STATED EXERCISE
Convert the rows below into a JSON list of strings, with one string per line and blank lines omitted.

** Begin **

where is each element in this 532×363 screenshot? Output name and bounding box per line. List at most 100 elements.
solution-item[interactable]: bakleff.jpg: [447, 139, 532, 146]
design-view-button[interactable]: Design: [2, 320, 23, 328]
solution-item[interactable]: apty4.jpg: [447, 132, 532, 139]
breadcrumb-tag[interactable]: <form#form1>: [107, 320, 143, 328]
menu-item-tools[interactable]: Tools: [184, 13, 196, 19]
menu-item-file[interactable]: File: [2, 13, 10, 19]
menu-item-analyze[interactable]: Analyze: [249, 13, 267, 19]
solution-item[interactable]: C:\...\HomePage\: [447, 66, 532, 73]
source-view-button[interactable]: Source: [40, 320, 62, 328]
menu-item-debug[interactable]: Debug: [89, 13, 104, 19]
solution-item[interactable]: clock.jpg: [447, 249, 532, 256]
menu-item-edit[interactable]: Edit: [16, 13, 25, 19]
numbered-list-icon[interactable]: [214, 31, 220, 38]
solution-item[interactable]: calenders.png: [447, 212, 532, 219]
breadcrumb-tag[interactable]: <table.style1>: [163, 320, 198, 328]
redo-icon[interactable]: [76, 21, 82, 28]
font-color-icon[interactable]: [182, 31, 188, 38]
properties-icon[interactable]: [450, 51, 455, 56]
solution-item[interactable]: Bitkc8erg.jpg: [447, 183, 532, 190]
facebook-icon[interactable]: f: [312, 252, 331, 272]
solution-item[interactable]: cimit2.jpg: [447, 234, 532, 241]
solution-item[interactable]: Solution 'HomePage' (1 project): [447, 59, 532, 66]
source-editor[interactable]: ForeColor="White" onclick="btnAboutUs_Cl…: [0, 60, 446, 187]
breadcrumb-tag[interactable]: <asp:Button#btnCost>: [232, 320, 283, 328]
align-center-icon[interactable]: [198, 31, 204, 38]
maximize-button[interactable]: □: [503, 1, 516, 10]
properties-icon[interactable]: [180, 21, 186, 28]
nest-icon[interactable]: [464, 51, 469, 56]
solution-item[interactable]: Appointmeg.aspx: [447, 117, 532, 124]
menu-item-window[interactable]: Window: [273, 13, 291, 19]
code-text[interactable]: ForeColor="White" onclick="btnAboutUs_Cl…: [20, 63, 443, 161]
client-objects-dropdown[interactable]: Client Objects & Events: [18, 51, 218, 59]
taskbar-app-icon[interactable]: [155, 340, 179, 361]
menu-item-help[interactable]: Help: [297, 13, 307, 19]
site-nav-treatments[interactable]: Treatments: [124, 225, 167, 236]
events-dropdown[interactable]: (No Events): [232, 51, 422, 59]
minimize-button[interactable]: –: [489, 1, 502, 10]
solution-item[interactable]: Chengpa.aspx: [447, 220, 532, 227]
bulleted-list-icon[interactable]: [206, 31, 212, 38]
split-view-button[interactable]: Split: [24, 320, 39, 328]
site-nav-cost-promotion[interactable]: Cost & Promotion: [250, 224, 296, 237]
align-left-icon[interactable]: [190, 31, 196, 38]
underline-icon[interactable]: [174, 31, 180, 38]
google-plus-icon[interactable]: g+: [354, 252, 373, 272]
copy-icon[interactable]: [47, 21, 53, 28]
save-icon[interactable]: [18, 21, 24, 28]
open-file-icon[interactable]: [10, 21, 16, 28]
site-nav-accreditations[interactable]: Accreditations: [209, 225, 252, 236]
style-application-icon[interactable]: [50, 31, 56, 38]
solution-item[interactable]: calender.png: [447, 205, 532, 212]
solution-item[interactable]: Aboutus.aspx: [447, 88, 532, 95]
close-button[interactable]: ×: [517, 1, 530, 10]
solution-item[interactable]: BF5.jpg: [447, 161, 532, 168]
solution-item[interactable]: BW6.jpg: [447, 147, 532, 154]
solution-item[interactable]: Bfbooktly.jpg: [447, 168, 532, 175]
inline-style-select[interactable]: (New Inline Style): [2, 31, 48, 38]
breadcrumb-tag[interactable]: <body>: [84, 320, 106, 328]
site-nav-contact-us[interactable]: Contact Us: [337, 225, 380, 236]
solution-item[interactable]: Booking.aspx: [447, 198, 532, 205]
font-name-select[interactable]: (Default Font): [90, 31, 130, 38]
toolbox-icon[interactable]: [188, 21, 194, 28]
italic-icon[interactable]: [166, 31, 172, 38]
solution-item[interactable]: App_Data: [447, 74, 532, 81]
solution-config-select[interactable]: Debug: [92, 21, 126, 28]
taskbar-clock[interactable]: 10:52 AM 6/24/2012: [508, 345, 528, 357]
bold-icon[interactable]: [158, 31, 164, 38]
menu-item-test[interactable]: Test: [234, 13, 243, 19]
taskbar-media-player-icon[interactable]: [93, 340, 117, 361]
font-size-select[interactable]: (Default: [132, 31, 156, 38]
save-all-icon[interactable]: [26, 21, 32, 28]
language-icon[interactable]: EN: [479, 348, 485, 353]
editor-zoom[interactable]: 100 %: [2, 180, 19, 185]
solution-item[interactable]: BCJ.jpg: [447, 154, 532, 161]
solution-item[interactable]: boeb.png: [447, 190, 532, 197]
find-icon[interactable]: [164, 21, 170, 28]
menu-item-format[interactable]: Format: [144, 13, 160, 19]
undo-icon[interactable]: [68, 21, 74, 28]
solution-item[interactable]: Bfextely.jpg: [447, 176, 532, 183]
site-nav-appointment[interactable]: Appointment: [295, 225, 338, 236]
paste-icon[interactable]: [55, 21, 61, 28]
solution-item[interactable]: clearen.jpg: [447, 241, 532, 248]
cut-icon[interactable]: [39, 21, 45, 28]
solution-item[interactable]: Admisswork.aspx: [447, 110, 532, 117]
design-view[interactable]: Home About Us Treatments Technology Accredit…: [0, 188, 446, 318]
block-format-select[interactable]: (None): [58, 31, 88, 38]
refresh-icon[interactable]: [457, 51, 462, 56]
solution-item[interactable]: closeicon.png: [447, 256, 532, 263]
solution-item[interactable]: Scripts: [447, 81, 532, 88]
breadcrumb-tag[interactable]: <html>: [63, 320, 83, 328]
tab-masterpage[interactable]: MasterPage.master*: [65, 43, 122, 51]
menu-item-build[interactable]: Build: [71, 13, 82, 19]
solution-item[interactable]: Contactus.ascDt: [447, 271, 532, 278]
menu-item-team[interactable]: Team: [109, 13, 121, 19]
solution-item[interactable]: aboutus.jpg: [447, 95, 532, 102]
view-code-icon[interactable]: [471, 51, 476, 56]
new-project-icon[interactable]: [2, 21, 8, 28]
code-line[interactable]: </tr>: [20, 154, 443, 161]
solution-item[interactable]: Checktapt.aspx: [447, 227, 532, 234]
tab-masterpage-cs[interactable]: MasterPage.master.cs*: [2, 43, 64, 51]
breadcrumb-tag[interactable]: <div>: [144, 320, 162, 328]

** End **

RESULT BELOW
[
  "where is each element in this 532×363 screenshot? Output name and bounding box per line. List at most 100 elements.",
  "solution-item[interactable]: bakleff.jpg: [447, 139, 532, 146]",
  "design-view-button[interactable]: Design: [2, 320, 23, 328]",
  "solution-item[interactable]: apty4.jpg: [447, 132, 532, 139]",
  "breadcrumb-tag[interactable]: <form#form1>: [107, 320, 143, 328]",
  "menu-item-tools[interactable]: Tools: [184, 13, 196, 19]",
  "menu-item-file[interactable]: File: [2, 13, 10, 19]",
  "menu-item-analyze[interactable]: Analyze: [249, 13, 267, 19]",
  "solution-item[interactable]: C:\\...\\HomePage\\: [447, 66, 532, 73]",
  "source-view-button[interactable]: Source: [40, 320, 62, 328]",
  "menu-item-debug[interactable]: Debug: [89, 13, 104, 19]",
  "solution-item[interactable]: clock.jpg: [447, 249, 532, 256]",
  "menu-item-edit[interactable]: Edit: [16, 13, 25, 19]",
  "numbered-list-icon[interactable]: [214, 31, 220, 38]",
  "solution-item[interactable]: calenders.png: [447, 212, 532, 219]",
  "breadcrumb-tag[interactable]: <table.style1>: [163, 320, 198, 328]",
  "redo-icon[interactable]: [76, 21, 82, 28]",
  "font-color-icon[interactable]: [182, 31, 188, 38]",
  "properties-icon[interactable]: [450, 51, 455, 56]",
  "solution-item[interactable]: Bitkc8erg.jpg: [447, 183, 532, 190]",
  "facebook-icon[interactable]: f: [312, 252, 331, 272]",
  "solution-item[interactable]: cimit2.jpg: [447, 234, 532, 241]",
  "solution-item[interactable]: Solution 'HomePage' (1 project): [447, 59, 532, 66]",
  "source-editor[interactable]: ForeColor=\"White\" onclick=\"btnAboutUs_Cl…: [0, 60, 446, 187]",
  "breadcrumb-tag[interactable]: <asp:Button#btnCost>: [232, 320, 283, 328]",
  "align-center-icon[interactable]: [198, 31, 204, 38]",
  "maximize-button[interactable]: □: [503, 1, 516, 10]",
  "properties-icon[interactable]: [180, 21, 186, 28]",
  "nest-icon[interactable]: [464, 51, 469, 56]",
  "solution-item[interactable]: Appointmeg.aspx: [447, 117, 532, 124]",
  "menu-item-window[interactable]: Window: [273, 13, 291, 19]",
  "code-text[interactable]: ForeColor=\"White\" onclick=\"btnAboutUs_Cl…: [20, 63, 443, 161]",
  "client-objects-dropdown[interactable]: Client Objects & Events: [18, 51, 218, 59]",
  "taskbar-app-icon[interactable]: [155, 340, 179, 361]",
  "menu-item-help[interactable]: Help: [297, 13, 307, 19]",
  "site-nav-treatments[interactable]: Treatments: [124, 225, 167, 236]",
  "events-dropdown[interactable]: (No Events): [232, 51, 422, 59]",
  "minimize-button[interactable]: –: [489, 1, 502, 10]",
  "solution-item[interactable]: Chengpa.aspx: [447, 220, 532, 227]",
  "bulleted-list-icon[interactable]: [206, 31, 212, 38]",
  "split-view-button[interactable]: Split: [24, 320, 39, 328]",
  "site-nav-cost-promotion[interactable]: Cost & Promotion: [250, 224, 296, 237]",
  "align-left-icon[interactable]: [190, 31, 196, 38]",
  "underline-icon[interactable]: [174, 31, 180, 38]",
  "google-plus-icon[interactable]: g+: [354, 252, 373, 272]",
  "copy-icon[interactable]: [47, 21, 53, 28]",
  "save-icon[interactable]: [18, 21, 24, 28]",
  "open-file-icon[interactable]: [10, 21, 16, 28]",
  "site-nav-accreditations[interactable]: Accreditations: [209, 225, 252, 236]",
  "style-application-icon[interactable]: [50, 31, 56, 38]",
  "solution-item[interactable]: calender.png: [447, 205, 532, 212]",
  "solution-item[interactable]: Aboutus.aspx: [447, 88, 532, 95]",
  "close-button[interactable]: ×: [517, 1, 530, 10]",
  "solution-item[interactable]: BF5.jpg: [447, 161, 532, 168]",
  "solution-item[interactable]: BW6.jpg: [447, 147, 532, 154]",
  "solution-item[interactable]: Bfbooktly.jpg: [447, 168, 532, 175]",
  "inline-style-select[interactable]: (New Inline Style): [2, 31, 48, 38]",
  "breadcrumb-tag[interactable]: <body>: [84, 320, 106, 328]",
  "site-nav-contact-us[interactable]: Contact Us: [337, 225, 380, 236]",
  "solution-item[interactable]: Booking.aspx: [447, 198, 532, 205]",
  "font-name-select[interactable]: (Default Font): [90, 31, 130, 38]",
  "toolbox-icon[interactable]: [188, 21, 194, 28]",
  "italic-icon[interactable]: [166, 31, 172, 38]",
  "solution-item[interactable]: App_Data: [447, 74, 532, 81]",
  "solution-config-select[interactable]: Debug: [92, 21, 126, 28]",
  "taskbar-clock[interactable]: 10:52 AM 6/24/2012: [508, 345, 528, 357]",
  "bold-icon[interactable]: [158, 31, 164, 38]",
  "menu-item-test[interactable]: Test: [234, 13, 243, 19]",
  "taskbar-media-player-icon[interactable]: [93, 340, 117, 361]",
  "font-size-select[interactable]: (Default: [132, 31, 156, 38]",
  "save-all-icon[interactable]: [26, 21, 32, 28]",
  "language-icon[interactable]: EN: [479, 348, 485, 353]",
  "editor-zoom[interactable]: 100 %: [2, 180, 19, 185]",
  "solution-item[interactable]: BCJ.jpg: [447, 154, 532, 161]",
  "solution-item[interactable]: boeb.png: [447, 190, 532, 197]",
  "find-icon[interactable]: [164, 21, 170, 28]",
  "menu-item-format[interactable]: Format: [144, 13, 160, 19]",
  "undo-icon[interactable]: [68, 21, 74, 28]",
  "solution-item[interactable]: Bfextely.jpg: [447, 176, 532, 183]",
  "site-nav-appointment[interactable]: Appointment: [295, 225, 338, 236]",
  "paste-icon[interactable]: [55, 21, 61, 28]",
  "solution-item[interactable]: clearen.jpg: [447, 241, 532, 248]",
  "cut-icon[interactable]: [39, 21, 45, 28]",
  "solution-item[interactable]: Admisswork.aspx: [447, 110, 532, 117]",
  "design-view[interactable]: Home About Us Treatments Technology Accredit…: [0, 188, 446, 318]",
  "block-format-select[interactable]: (None): [58, 31, 88, 38]",
  "refresh-icon[interactable]: [457, 51, 462, 56]",
  "solution-item[interactable]: closeicon.png: [447, 256, 532, 263]",
  "solution-item[interactable]: Scripts: [447, 81, 532, 88]",
  "breadcrumb-tag[interactable]: <html>: [63, 320, 83, 328]",
  "tab-masterpage[interactable]: MasterPage.master*: [65, 43, 122, 51]",
  "menu-item-build[interactable]: Build: [71, 13, 82, 19]",
  "solution-item[interactable]: Contactus.ascDt: [447, 271, 532, 278]",
  "menu-item-team[interactable]: Team: [109, 13, 121, 19]",
  "solution-item[interactable]: aboutus.jpg: [447, 95, 532, 102]",
  "view-code-icon[interactable]: [471, 51, 476, 56]",
  "new-project-icon[interactable]: [2, 21, 8, 28]",
  "code-line[interactable]: </tr>: [20, 154, 443, 161]",
  "solution-item[interactable]: Checktapt.aspx: [447, 227, 532, 234]",
  "tab-masterpage-cs[interactable]: MasterPage.master.cs*: [2, 43, 64, 51]",
  "breadcrumb-tag[interactable]: <div>: [144, 320, 162, 328]"
]